▶ [List of tasks]:
**1)** In the VectivBio Form 6-K filing, how many additional ordinary shares may the Underwriters purchase under their 30-day option?
**2)** Continue the VectivBio Form 6-K filing from the point where it stops.

===== Extract provided

6-K 1 vectivbio6-k61622.htm 6-K Document

 
 
UNITED STATES
SECURITIES AND EXCHANGE COMMISSION
Washington, D.C. 20549
 
FORM 6-K
Report of Foreign Private Issuer
Pursuant to Rule 13a-16 or 15d-16
Under the Securities Exchange Act of 1934
For the month of June 2022
Commission File Number 001-40316
VECTIVBIO HOLDING AG
(Exact name of registrant as specified in its charter)
Aeschenvorstadt 36
4051 Basel
Switzerland
(Address of principal executive offices)
Indicate by check mark whether the registrant files or will file annual reports under cover Form 20-F or Form 40-F.
Form 20-F ☒ Form 40-F ☐
Indicate by check mark if the registrant is submitting the Form 6-K in paper as permitted by Regulation S-T Rule 101(b)(1): ☐
Indicate by check mark if the registrant is submitting the Form 6-K in paper as permitted by Regulation S-T Rule 101(b)(7): ☐
 
 
 
 



On June 14, 2022, VectivBio Holding AG, or the Company, entered into an underwriting agreement (the “Underwriting Agreement”) with SVB Securities LLC and Piper Sandler & Co., as representatives of the several underwriters named therein (the “Underwriters”), pursuant to which the Company agreed to issue and sell, in an underwritten public offering, an aggregate of 5,715,000 ordinary shares at a public offering price of $5.25 per share, for aggregate gross proceeds of approximately $30 million, before deducting underwriting discounts and commissions and other offering expenses. In addition, the Company granted the Underwriters an option for 30 days to purchase up to an additional 857,250 ordinary shares. The transaction contemplated by the Underwriting Agreement is expected to close on June 17, 2022, subject to customary closing conditions.

==========
===== Supplied material

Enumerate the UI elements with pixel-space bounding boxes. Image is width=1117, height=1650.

==========

▶ [Expected answers]:
**1)** Up to 857,250 additional ordinary shares.

**2)**
Also on June 14, 2022, the Company entered into a subscription and share purchase agreement (the “Purchase Agreement”) with Forbion Growth Opportunities Fund II Coöperatief U.A., represented by Forbion Growth II Management B.V. (the “Investor”), pursuant to which the Investor agreed to purchase, and the Company agreed to sell 3,478,260 ordinary shares at a price of $5.75 per ordinary share, for gross proceeds of approximately $20 million, in a private placement transaction (the “Private Placement”). The ordinary shares in the Private Placement are being issued to the Investor pursuant to an exemption from the registration requirements of the Securities Act of 1933, as amended (the “Securities Act”) afforded by Section 4(a)(2) of the Securities Act.
Pursuant to the Purchase Agreement, as of the closing of the Private Placement, the Investor will have the right to nominate one person to the board of directors of the Company (the “Board”), to be proposed by the Board for election at a general meeting of shareholders that the Company has agreed to hold prior to the end of this year. For the interim period between the closing of the Private Placement and the potential election of the Investor’s proposed board designee by the Company’s general meeting of shareholders, and in case the Company’s general meeting of shareholders does not elect such proposed board designee, the Investor has the right to have a designee attend meetings of the Board, subject to certain exceptions and restrictions.
Under the terms of the Underwriting Agreement, the ordinary shares were offered pursuant to a registration statement on Form F-3 (File No. 333-264653), which was filed with the U.S. Securities and Exchange Commission on May 4, 2022 and was declared effective on May 12, 2022. A copy of the Underwriting Agreement is filed as Exhibit 1.1 to this report on Form 6-K, and the foregoing description of the terms of the Underwriting Agreement does not purport to be complete and is qualified in its entirety by reference to such exhibit. A copy of the Purchase Agreement is filed as Exhibit 10.1 to this report on Form 6-K, and the foregoing description of the terms of the Purchase Agreement does not purport to be complete and is qualified in its entirety by reference to such exhibit. A copy of the press release announcing the pricing of the underwritten public offering is furnished as Exhibit 99.1 to this report on Form 6-K. The legal opinion of Homburger AG relating to the legality of the ordinary shares issued in the underwritten public offering is attached as Exhibit 5.1 to this report on Form 6-K.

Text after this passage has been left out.